=== Exercise task ===
Retype the listing below word for word, starting at its first line and ending at the line that contains "arrow-bullet-icon (660, 575, 670, 584)", with both of those lines included. Copy only these lines.

[Data lines]
>> Begin
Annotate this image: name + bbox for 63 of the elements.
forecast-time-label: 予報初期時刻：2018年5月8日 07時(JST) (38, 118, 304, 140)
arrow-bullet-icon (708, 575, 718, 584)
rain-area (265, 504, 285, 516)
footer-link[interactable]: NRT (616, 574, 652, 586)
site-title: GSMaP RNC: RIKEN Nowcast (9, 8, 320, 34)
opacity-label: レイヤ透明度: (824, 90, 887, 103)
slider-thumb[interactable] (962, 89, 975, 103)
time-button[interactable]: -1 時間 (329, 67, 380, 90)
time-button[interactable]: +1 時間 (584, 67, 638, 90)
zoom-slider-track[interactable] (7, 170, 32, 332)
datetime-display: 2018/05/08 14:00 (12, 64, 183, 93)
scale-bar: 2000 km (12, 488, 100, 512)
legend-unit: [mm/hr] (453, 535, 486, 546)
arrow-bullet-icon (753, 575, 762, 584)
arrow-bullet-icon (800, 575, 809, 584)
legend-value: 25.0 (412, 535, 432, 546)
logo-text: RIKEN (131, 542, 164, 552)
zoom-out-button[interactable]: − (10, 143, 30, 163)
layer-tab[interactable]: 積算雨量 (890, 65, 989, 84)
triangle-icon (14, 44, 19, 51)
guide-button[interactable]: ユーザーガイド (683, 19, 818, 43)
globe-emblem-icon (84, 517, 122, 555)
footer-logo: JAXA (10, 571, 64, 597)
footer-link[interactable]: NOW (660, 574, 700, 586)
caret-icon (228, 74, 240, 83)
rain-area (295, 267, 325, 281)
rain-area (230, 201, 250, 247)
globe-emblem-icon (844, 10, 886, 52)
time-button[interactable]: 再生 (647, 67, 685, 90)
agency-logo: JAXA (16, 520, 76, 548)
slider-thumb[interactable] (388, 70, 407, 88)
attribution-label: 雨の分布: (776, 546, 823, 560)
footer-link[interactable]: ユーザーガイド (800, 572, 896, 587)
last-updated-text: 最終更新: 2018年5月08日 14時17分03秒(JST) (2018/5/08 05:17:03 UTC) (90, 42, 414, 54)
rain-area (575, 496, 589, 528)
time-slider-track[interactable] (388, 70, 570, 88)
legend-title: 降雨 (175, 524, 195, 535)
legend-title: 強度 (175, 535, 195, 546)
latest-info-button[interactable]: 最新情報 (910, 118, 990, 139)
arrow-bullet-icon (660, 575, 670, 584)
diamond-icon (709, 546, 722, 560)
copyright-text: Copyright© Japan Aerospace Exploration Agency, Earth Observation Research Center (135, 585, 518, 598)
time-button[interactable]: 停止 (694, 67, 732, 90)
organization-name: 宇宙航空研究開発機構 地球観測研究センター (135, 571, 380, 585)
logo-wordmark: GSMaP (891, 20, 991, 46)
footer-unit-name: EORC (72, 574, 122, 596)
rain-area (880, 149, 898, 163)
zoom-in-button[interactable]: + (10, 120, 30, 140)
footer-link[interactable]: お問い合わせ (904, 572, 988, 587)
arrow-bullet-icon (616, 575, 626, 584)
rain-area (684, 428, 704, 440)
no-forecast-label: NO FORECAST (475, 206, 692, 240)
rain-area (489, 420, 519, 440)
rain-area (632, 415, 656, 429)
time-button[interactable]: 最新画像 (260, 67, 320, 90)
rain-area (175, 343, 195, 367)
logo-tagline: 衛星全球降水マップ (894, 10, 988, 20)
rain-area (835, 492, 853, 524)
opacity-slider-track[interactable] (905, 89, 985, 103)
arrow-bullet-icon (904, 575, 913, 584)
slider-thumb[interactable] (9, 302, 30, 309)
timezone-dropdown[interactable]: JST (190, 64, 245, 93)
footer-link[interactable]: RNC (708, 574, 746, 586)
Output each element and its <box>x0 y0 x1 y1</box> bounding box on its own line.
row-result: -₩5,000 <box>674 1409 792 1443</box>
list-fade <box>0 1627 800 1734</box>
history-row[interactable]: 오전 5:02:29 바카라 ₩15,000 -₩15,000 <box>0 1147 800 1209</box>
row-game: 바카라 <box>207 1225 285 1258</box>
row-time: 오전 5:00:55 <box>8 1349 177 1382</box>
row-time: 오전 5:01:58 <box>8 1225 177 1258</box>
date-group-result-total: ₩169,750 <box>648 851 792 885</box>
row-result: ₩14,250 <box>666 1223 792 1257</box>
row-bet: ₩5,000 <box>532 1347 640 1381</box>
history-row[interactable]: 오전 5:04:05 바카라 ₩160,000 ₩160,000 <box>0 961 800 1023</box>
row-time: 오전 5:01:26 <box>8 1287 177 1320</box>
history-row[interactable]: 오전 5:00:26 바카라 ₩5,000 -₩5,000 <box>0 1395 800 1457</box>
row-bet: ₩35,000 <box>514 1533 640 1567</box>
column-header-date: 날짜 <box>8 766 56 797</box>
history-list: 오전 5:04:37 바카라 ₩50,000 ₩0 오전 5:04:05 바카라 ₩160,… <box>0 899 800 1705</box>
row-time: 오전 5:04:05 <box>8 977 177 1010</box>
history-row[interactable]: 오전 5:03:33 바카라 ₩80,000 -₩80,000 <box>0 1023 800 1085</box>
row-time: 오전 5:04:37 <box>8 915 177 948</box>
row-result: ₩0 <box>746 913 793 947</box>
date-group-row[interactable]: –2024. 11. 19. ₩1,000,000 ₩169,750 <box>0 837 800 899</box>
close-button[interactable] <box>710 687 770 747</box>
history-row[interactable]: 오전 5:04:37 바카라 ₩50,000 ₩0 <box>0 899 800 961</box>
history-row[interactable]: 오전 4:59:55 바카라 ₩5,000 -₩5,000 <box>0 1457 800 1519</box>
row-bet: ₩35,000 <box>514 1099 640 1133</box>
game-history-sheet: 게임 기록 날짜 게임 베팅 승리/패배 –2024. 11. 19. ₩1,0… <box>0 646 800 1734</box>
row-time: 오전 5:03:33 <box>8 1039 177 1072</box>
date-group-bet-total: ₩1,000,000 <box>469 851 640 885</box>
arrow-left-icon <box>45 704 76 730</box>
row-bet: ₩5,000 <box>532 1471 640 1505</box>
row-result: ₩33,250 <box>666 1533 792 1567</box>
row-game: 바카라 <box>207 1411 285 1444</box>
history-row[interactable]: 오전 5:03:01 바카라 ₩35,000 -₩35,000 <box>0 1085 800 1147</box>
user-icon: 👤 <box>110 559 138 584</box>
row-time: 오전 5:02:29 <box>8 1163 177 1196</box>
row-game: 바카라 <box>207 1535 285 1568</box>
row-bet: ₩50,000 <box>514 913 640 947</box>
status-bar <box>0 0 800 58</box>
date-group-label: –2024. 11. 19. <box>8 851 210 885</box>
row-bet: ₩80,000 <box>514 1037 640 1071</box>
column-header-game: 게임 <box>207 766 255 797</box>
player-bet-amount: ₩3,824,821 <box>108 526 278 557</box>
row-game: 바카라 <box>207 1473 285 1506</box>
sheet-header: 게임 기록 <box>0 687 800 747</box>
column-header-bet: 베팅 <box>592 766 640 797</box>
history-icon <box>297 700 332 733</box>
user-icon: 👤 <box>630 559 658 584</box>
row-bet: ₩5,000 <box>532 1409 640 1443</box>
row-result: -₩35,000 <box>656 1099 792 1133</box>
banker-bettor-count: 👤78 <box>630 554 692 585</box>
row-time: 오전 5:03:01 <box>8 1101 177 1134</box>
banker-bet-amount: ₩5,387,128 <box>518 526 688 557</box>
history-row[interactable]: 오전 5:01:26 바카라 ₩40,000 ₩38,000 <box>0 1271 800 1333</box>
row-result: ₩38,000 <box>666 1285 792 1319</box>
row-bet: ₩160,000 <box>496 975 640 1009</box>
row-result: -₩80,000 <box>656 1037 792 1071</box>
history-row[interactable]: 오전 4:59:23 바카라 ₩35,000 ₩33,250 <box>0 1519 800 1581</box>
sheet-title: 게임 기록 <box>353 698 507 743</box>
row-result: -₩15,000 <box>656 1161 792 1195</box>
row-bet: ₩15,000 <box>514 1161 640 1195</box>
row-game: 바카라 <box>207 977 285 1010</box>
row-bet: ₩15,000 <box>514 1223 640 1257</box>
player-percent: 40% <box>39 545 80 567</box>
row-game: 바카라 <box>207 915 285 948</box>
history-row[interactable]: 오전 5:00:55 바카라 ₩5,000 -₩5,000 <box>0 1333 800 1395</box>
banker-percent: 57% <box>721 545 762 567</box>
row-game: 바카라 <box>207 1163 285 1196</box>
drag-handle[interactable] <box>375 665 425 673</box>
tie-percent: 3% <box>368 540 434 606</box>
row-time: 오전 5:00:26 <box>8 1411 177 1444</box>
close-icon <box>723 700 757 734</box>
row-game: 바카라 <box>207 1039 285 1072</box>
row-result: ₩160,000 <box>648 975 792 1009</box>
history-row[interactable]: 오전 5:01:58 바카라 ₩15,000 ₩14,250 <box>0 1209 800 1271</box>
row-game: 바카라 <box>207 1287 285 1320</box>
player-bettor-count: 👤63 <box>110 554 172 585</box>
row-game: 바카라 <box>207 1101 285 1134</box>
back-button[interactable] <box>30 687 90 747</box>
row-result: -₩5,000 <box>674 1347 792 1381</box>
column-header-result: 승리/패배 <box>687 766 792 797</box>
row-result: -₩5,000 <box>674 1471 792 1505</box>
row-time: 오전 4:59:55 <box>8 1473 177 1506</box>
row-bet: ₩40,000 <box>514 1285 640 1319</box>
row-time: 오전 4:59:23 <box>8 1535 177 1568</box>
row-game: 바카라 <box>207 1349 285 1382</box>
>> End
=== Correct answer ===
Annotate this image: name + bbox for 63 of the elements.
forecast-time-label: 予報初期時刻：2018年5月8日 07時(JST) (38, 118, 304, 140)
arrow-bullet-icon (708, 575, 718, 584)
rain-area (265, 504, 285, 516)
footer-link[interactable]: NRT (616, 574, 652, 586)
site-title: GSMaP RNC: RIKEN Nowcast (9, 8, 320, 34)
opacity-label: レイヤ透明度: (824, 90, 887, 103)
slider-thumb[interactable] (962, 89, 975, 103)
time-button[interactable]: -1 時間 (329, 67, 380, 90)
time-button[interactable]: +1 時間 (584, 67, 638, 90)
zoom-slider-track[interactable] (7, 170, 32, 332)
datetime-display: 2018/05/08 14:00 (12, 64, 183, 93)
scale-bar: 2000 km (12, 488, 100, 512)
legend-unit: [mm/hr] (453, 535, 486, 546)
arrow-bullet-icon (753, 575, 762, 584)
arrow-bullet-icon (800, 575, 809, 584)
legend-value: 25.0 (412, 535, 432, 546)
logo-text: RIKEN (131, 542, 164, 552)
zoom-out-button[interactable]: − (10, 143, 30, 163)
layer-tab[interactable]: 積算雨量 (890, 65, 989, 84)
triangle-icon (14, 44, 19, 51)
guide-button[interactable]: ユーザーガイド (683, 19, 818, 43)
globe-emblem-icon (84, 517, 122, 555)
footer-logo: JAXA (10, 571, 64, 597)
footer-link[interactable]: NOW (660, 574, 700, 586)
caret-icon (228, 74, 240, 83)
rain-area (295, 267, 325, 281)
rain-area (230, 201, 250, 247)
globe-emblem-icon (844, 10, 886, 52)
time-button[interactable]: 再生 (647, 67, 685, 90)
agency-logo: JAXA (16, 520, 76, 548)
slider-thumb[interactable] (388, 70, 407, 88)
attribution-label: 雨の分布: (776, 546, 823, 560)
footer-link[interactable]: ユーザーガイド (800, 572, 896, 587)
last-updated-text: 最終更新: 2018年5月08日 14時17分03秒(JST) (2018/5/08 05:17:03 UTC) (90, 42, 414, 54)
rain-area (575, 496, 589, 528)
time-slider-track[interactable] (388, 70, 570, 88)
legend-title: 降雨 (175, 524, 195, 535)
legend-title: 強度 (175, 535, 195, 546)
latest-info-button[interactable]: 最新情報 (910, 118, 990, 139)
arrow-bullet-icon (660, 575, 670, 584)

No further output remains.